> WHAT IS ASKED
[a] In the passage on range voting, in which two places does the author say range voting was used for hundreds of years in real, consequential elections?
[b] Write the next paragraph of the passage on range voting, following on from its final sentence.

> PROVIDED PASSAGE
START

When and if this is explained, then we could try to analyse the claim.

Political campaigner turned voting reform advocate Rob Richie is also dismissive of range voting. "I think what Smith and the other range voting supporters haven't grasped is campaign psychology," says Richie, who is executive director of voting reform advocacy group FairVote. "It's one thing to use range voting on Hot or Not or for other internet voting when you don't have a big stake in the outcome. But when you really care who wins, you are really trying to help your side."

Range voting has been tried in poll studies which you might naively say "do not matter" but in which, actually, the voter has comparable incentive to lie as in a "real" election that "matters." (If you work out the numbers quantifying their incentives.) [And, by the way, there has been a large amount of clear evidence people lie to pollsters.] So far, every such study has found, apparently, less voter strategy with range voting than with plurality and IRV voting. This is true also in studies in which the voters are instructed to vote "as they would if this poll were the real election."

So to thus-dispute the latter kind of study, you'd have to postulate that its voters strategically decided to lie in their vote about their strategies by strategically not being strategic(!) and you'd have to postulate that the reason they did that was because they cared enough to so-lie, even though the argument was supposedly that these voters did not care, because it was a poll.

(My mind somewhat boggles that anybody could be assuming all that... but the fact is, the studies so far of real voters unanimously disagree with this worry, finding that, whether rationally or not, real human range voters act comparatively unstrategically. This experimental-psychological fact is not to be sneered at, especially by those such as Richie, Arrow, and Maskin who to my knowledge have never run such a study.)

Range voting has also been tried for hundreds of years in very real very consequential elections in Venice and Sparta – but I find it hard to draw a clear conclusion on this precise question from that. Assuming we had all the Venice data for example (I do not, but it might be obtainable so suppose we had it) then how exactly would we deduce from that data how strategic the voters were and how much that mattered? Not so clear! Indeed these concepts are not even defined, as yet.

END

> EXCERPTED DATA
START

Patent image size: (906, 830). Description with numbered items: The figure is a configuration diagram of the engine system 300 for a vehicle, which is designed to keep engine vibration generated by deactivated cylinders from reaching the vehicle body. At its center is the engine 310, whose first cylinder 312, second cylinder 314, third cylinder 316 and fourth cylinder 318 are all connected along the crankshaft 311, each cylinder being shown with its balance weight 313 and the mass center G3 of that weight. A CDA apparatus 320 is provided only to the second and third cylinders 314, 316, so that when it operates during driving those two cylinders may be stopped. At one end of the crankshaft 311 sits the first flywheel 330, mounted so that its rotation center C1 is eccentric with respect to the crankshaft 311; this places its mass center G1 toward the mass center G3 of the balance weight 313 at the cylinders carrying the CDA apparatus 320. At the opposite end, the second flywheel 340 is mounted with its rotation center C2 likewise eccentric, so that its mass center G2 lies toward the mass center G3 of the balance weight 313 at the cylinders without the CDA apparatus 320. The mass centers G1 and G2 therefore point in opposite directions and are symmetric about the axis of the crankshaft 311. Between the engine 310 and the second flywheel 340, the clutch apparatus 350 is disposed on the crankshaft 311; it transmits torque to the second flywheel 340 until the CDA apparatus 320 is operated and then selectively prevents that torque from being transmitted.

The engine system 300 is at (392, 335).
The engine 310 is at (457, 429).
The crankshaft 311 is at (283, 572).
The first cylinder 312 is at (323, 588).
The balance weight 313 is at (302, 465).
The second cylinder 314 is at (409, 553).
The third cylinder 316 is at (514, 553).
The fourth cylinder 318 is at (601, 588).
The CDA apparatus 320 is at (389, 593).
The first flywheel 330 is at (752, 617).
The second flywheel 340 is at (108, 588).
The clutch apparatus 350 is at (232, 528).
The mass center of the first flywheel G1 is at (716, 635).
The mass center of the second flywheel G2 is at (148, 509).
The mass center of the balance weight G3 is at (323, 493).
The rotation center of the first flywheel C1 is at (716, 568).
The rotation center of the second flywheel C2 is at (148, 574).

END

> OUTPUTS BY TASK
[a] Venice and Sparta.

[b]
Range voting has also been used to e.g. pick Olympic medalists and best-movie awards. Some of those votes are publicly available and do "really matter." Again, in the cases where the votes were made public, there was plainly little strategic distortion. I.e. name one Olympic judge ever, who range-voted in strategic style "all 10s and 0s only." Never existed. Almost always the Olympic judges provide similar honest-looking scores.

Mind you, probably Olympic judging has involved strategic voting. But very little, as a percentage.

In other words, the big problem Richie foresees is that candidates would have a strong incentive to persuade their supporters to vote strategically. "Strategic voters will beat non-strategic voters, and when that occurs there is a real problem with our democracy," Richie says.

But (a) neither Richie nor Maskin advocate a voting system which avoids that problem; (b) it does not actually matter per se if "strategic voters beat nonstrategic voters," what matters is the Bayesian Regret that causes; which leads us into the theme that (c) missing from this whole assessment (as usual) is anything quantitative saying how often this occurs and how serious its effects are in which voting systems. All they give is an anecdote or intuition, not a measurement. When you actually do the measurements, you find out – both from polls and simulations – that this effect is a lot less serious than it might naively seem. I'll return to this theme at the end of this page.

Incidentally, the Richie/Maskin view is supported by the fact that with range voting, strategic exaggeration is useful even in the "zero-info" case when the voter has zero knowledge about what the other voters are doing and thus assumes all their range voting scores are independent uniform random numbers. Meanwhile, with IRV and Condorcet it is a plausible conjecture (although nobody has ever proven it) that best strategy for voters with zero info is to vote honestly. However: the zero-info model usually is unrealistic because usually anybody with enough knowledge about the candidates to be voting at all, automatically also has knowledge about how others feel about them. In particular just the sole knowledge that candidate X is "a Republican" or with "the Socialist Party" in the USA immediately tells you a great deal about his or her likely election chances.

Smith says these effects would cancel out between the different candidates because a similar share of each candidate's constituency would vote strategically.

That is one reason. There also are simulations indicating that random strategic imbalances, while they do hurt range voting's BR, do not hurt it enough compared to how much it hurts the BR of other systems... so that range voting still comes out with better BR.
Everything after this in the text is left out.